======== Record extracts

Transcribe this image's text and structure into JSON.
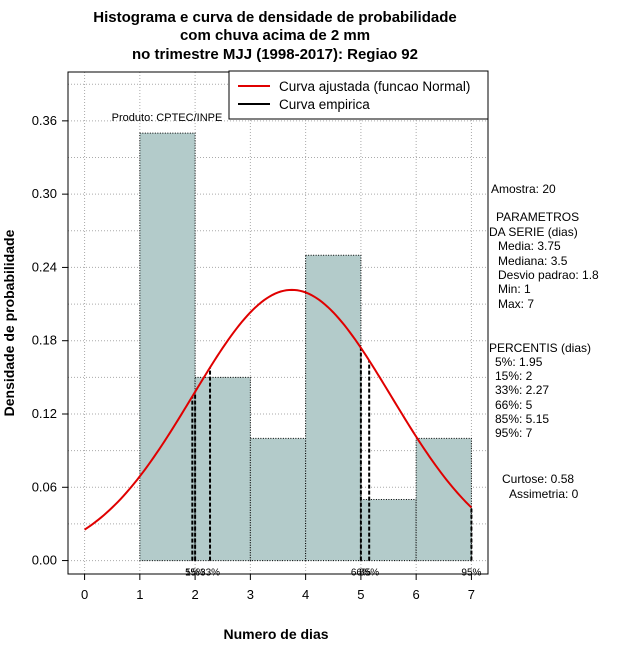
{
  "chart_data": {
    "type": "bar",
    "title_lines": [
      "Histograma e curva de densidade de probabilidade",
      "com chuva acima de 2 mm",
      "no trimestre MJJ (1998-2017): Regiao 92"
    ],
    "xlabel": "Numero de dias",
    "ylabel": "Densidade de probabilidade",
    "xlim": [
      -0.3,
      7.3
    ],
    "ylim": [
      -0.011,
      0.4
    ],
    "x_ticks": [
      0,
      1,
      2,
      3,
      4,
      5,
      6,
      7
    ],
    "y_ticks": [
      0.0,
      0.06,
      0.12,
      0.18,
      0.24,
      0.3,
      0.36
    ],
    "y_tick_labels": [
      "0.00",
      "0.06",
      "0.12",
      "0.18",
      "0.24",
      "0.30",
      "0.36"
    ],
    "bins": [
      {
        "start": 1,
        "end": 2,
        "density": 0.35
      },
      {
        "start": 2,
        "end": 3,
        "density": 0.15
      },
      {
        "start": 3,
        "end": 4,
        "density": 0.1
      },
      {
        "start": 4,
        "end": 5,
        "density": 0.25
      },
      {
        "start": 5,
        "end": 6,
        "density": 0.05
      },
      {
        "start": 6,
        "end": 7,
        "density": 0.1
      }
    ],
    "normal_curve": {
      "mean": 3.75,
      "sd": 1.8,
      "x_from": 0,
      "x_to": 7
    },
    "percentile_lines": [
      {
        "x": 1.95,
        "label": "5%"
      },
      {
        "x": 2,
        "label": "15%"
      },
      {
        "x": 2.27,
        "label": "33%"
      },
      {
        "x": 5,
        "label": "66%"
      },
      {
        "x": 5.15,
        "label": "85%"
      },
      {
        "x": 7,
        "label": "95%"
      }
    ],
    "legend": [
      {
        "label": "Curva ajustada (funcao Normal)",
        "color": "#e00000"
      },
      {
        "label": "Curva empirica",
        "color": "#000000"
      }
    ],
    "product_label": "Produto: CPTEC/INPE",
    "colors": {
      "bar_fill": "#b3cbca",
      "curve": "#e00000",
      "grid": "#aaaaaa"
    },
    "side_text": {
      "amostra": "Amostra: 20",
      "params_title_1": "PARAMETROS",
      "params_title_2": "DA SERIE (dias)",
      "params": [
        "Media: 3.75",
        "Mediana: 3.5",
        "Desvio padrao: 1.8",
        "Min: 1",
        "Max: 7"
      ],
      "percentis_title": "PERCENTIS (dias)",
      "percentis": [
        "5%: 1.95",
        "15%: 2",
        "33%: 2.27",
        "66%: 5",
        "85%: 5.15",
        "95%: 7"
      ],
      "curtose": "Curtose: 0.58",
      "assimetria": "Assimetria: 0"
    }
  }
}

================

# Given task:
Apart from the pictures, the entries above are to be repeated in full and exactly.

# Completed exercise:
Transcribe this image's text and structure into JSON.
{
  "chart_data": {
    "type": "bar",
    "title_lines": [
      "Histograma e curva de densidade de probabilidade",
      "com chuva acima de 2 mm",
      "no trimestre MJJ (1998-2017): Regiao 92"
    ],
    "xlabel": "Numero de dias",
    "ylabel": "Densidade de probabilidade",
    "xlim": [
      -0.3,
      7.3
    ],
    "ylim": [
      -0.011,
      0.4
    ],
    "x_ticks": [
      0,
      1,
      2,
      3,
      4,
      5,
      6,
      7
    ],
    "y_ticks": [
      0.0,
      0.06,
      0.12,
      0.18,
      0.24,
      0.3,
      0.36
    ],
    "y_tick_labels": [
      "0.00",
      "0.06",
      "0.12",
      "0.18",
      "0.24",
      "0.30",
      "0.36"
    ],
    "bins": [
      {
        "start": 1,
        "end": 2,
        "density": 0.35
      },
      {
        "start": 2,
        "end": 3,
        "density": 0.15
      },
      {
        "start": 3,
        "end": 4,
        "density": 0.1
      },
      {
        "start": 4,
        "end": 5,
        "density": 0.25
      },
      {
        "start": 5,
        "end": 6,
        "density": 0.05
      },
      {
        "start": 6,
        "end": 7,
        "density": 0.1
      }
    ],
    "normal_curve": {
      "mean": 3.75,
      "sd": 1.8,
      "x_from": 0,
      "x_to": 7
    },
    "percentile_lines": [
      {
        "x": 1.95,
        "label": "5%"
      },
      {
        "x": 2,
        "label": "15%"
      },
      {
        "x": 2.27,
        "label": "33%"
      },
      {
        "x": 5,
        "label": "66%"
      },
      {
        "x": 5.15,
        "label": "85%"
      },
      {
        "x": 7,
        "label": "95%"
      }
    ],
    "legend": [
      {
        "label": "Curva ajustada (funcao Normal)",
        "color": "#e00000"
      },
      {
        "label": "Curva empirica",
        "color": "#000000"
      }
    ],
    "product_label": "Produto: CPTEC/INPE",
    "colors": {
      "bar_fill": "#b3cbca",
      "curve": "#e00000",
      "grid": "#aaaaaa"
    },
    "side_text": {
      "amostra": "Amostra: 20",
      "params_title_1": "PARAMETROS",
      "params_title_2": "DA SERIE (dias)",
      "params": [
        "Media: 3.75",
        "Mediana: 3.5",
        "Desvio padrao: 1.8",
        "Min: 1",
        "Max: 7"
      ],
      "percentis_title": "PERCENTIS (dias)",
      "percentis": [
        "5%: 1.95",
        "15%: 2",
        "33%: 2.27",
        "66%: 5",
        "85%: 5.15",
        "95%: 7"
      ],
      "curtose": "Curtose: 0.58",
      "assimetria": "Assimetria: 0"
    }
  }
}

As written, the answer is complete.